Start of Text block

# Court Mounted Medals



## Matt_Fisher (22 Nov 2004)

I'm curious as to the history behind court mounting medals.  I believe that CF dress regulations state that all medals worn on the uniform must be court mounted.  When did court mounting become mandatory?

However, how do you court mount when the service member has that many medals that they must either overlap them or have multiple rows?


----------



## Michael Dorosh (22 Nov 2004)

Matt_Fisher said:
			
		

> I'm curious as to the history behind court mounting medals.  I believe that CF dress regulations state that all medals worn on the uniform must be court mounted.  When did court mounting become mandatory?
> 
> However, how do you court mount when the service member has that many medals that they must either overlap them or have multiple rows?



You overlap the court mounts.

Swing mounts are still on the books too, I believe the member has the option of either/or.  Our last combat veteran - an RSM who retired in the 1980s and had served in the Korean War - had swing mounted medals that clinked very nicely when he walked.


----------



## pbi (22 Nov 2004)

Its very rare now to see swing mounting, unless it is somebody with one gong who doesn't know where to go for court mounting. Most bases and alot of private individuals offer court mounting. At one time overlapping wasn't too much of a concern for us (most people only ever went to Cyprus...) but with today's op tempo its not uncommon to see even Reserve folks with a pretty respectable rack. Cheers.


----------



## Matt_Fisher (22 Nov 2004)

From the CF Directorate of History and Heritage's FAQ page:
http://www.dnd.ca/hr/dhh/engraph/faqs_e.asp?category=honawa&FaqID=27#answer
"Question
Do I have to have my medals court-mounted?

Answer
Serving Members of the CF must have medals court-mounted"

which is what spurred me to inquire about the history of court mounting medals.


----------



## aesop081 (22 Nov 2004)

Since the CF now pay for court-mounting, it would make sense that it would be manditory.


----------



## Lance Wiebe (22 Nov 2004)

When I joined, in 74, it was mandatory to have your medals court mounted if you were in possession of more than one medal.

One medal alone did not have to be court mounted, although many of us did.  It just looked nicer.

It was after I got out that DND started re-imbursing the costs of having your medals court mounted.


----------



## Veterans son (22 Nov 2004)

I believe that medals do look better court mounted, in my opinion!


----------



## Navalsnpr (22 Nov 2004)

Medals must be Court Mounted within the CF. It was only a couple of years ago that the CF began to pay for the mounting though. Prior to that time, it was the responsibility of the member to pay for the mounting which cost around $20.00 per medal. 

Now the CF will pay for new medals issued to be court mounted, but they will not pay for medals to me mounted if they were received by the member before the CF started to pay for it.

The medal(s) do look better mounted and the finish on the medals are protected as they are not clanging together after they are mounted. Unfortunately, you can't see the entire back portion of the medal after they are mounted.


----------



## Fishbone Jones (22 Nov 2004)

Navalsnpr said:
			
		

> Now the CF will pay for new medals issued to be court mounted, but they will not pay for medals to me mounted if they were received by the member before the CF started to pay for it.



Every time I get a new one I get the whole set redone and the military pays the shot, and I have some that predate the reimbursement. I've never seen a single medal get court mounted by itself and added to the existing rack, they all had to be done at once. Unless there's a system I'm not aware of.

End of Text block

Complete the following
1. According to the forum thread on court mounted medals, why does mounting protect the finish on medals? Answer in one or two sentences.
2. Translate this sentence from the court mounted medals thread into Spanish: "One medal alone did not have to be court mounted, although many of us did."

Start of Records supplied

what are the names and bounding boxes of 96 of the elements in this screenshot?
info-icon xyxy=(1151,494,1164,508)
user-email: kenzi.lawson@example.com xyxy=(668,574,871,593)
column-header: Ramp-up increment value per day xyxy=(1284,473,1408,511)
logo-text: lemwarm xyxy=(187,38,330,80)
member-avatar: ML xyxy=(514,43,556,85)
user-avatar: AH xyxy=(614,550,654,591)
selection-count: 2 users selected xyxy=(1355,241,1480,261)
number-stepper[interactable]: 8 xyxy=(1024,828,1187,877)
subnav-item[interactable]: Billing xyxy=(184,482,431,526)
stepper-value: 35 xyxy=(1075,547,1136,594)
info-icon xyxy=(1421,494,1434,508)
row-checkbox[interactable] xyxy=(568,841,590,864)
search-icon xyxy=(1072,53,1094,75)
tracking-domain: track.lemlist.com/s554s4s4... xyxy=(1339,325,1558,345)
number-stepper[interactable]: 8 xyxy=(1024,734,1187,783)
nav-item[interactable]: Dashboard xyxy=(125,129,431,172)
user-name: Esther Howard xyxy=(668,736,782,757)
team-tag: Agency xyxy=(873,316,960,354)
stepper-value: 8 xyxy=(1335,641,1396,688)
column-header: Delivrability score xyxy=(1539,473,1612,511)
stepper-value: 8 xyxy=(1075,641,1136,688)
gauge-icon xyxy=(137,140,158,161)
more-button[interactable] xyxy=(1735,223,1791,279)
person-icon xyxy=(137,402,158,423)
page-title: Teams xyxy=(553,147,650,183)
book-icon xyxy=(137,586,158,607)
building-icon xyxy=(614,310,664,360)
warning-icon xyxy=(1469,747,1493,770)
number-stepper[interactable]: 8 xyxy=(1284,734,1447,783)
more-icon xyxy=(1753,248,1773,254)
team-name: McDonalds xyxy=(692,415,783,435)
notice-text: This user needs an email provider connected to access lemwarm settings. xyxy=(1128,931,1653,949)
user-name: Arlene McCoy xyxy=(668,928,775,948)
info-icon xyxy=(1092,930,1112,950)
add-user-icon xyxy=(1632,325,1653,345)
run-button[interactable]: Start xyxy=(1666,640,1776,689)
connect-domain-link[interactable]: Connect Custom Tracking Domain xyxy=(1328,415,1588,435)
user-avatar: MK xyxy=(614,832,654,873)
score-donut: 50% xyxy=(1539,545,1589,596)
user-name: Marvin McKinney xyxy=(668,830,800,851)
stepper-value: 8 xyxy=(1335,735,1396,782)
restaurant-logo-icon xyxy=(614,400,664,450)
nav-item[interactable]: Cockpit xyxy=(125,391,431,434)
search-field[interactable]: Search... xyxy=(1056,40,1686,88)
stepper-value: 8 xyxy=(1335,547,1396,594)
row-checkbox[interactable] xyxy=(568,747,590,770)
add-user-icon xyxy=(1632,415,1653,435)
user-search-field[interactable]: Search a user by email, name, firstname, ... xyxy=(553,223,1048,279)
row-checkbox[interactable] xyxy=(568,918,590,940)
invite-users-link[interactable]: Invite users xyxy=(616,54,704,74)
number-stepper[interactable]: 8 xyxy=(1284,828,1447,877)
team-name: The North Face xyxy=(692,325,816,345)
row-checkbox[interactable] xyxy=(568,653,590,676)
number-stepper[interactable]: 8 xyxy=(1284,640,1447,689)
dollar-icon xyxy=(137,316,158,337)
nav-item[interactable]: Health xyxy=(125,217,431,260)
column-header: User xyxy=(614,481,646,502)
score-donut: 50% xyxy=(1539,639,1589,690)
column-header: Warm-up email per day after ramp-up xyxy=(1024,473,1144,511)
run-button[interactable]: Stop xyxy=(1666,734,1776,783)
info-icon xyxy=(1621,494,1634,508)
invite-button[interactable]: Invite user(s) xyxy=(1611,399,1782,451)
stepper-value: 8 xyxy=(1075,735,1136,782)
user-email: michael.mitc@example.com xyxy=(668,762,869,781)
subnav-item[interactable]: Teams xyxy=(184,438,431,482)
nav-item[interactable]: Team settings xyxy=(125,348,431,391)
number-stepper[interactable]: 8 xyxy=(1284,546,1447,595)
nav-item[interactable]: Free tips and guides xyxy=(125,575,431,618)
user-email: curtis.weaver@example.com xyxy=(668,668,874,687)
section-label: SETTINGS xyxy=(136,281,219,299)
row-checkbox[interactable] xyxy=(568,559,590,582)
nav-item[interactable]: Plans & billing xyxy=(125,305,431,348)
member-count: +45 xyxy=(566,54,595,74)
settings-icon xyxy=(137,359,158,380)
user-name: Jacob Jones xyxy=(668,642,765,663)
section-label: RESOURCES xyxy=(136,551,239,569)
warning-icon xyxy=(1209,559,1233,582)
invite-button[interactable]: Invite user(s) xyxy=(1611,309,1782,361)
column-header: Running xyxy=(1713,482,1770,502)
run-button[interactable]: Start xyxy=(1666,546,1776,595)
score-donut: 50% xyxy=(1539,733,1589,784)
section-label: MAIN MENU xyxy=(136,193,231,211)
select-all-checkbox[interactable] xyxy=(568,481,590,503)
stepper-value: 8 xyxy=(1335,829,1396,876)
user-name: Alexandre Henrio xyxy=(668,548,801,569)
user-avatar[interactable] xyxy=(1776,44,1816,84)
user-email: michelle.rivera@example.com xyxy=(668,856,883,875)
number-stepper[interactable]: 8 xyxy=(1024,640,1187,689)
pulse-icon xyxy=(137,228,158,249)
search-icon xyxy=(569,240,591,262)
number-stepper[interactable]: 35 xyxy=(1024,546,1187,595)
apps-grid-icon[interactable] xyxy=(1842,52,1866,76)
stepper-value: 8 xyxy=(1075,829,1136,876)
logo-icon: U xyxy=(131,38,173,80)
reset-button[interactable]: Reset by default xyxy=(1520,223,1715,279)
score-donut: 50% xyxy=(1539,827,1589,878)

End of Records supplied

Answers to each task
1. Mounting protects the finish because mounted medals no longer clang against one another.

2. No era obligatorio montar una sola medalla al estilo de corte, aunque muchos de nosotros lo hicimos.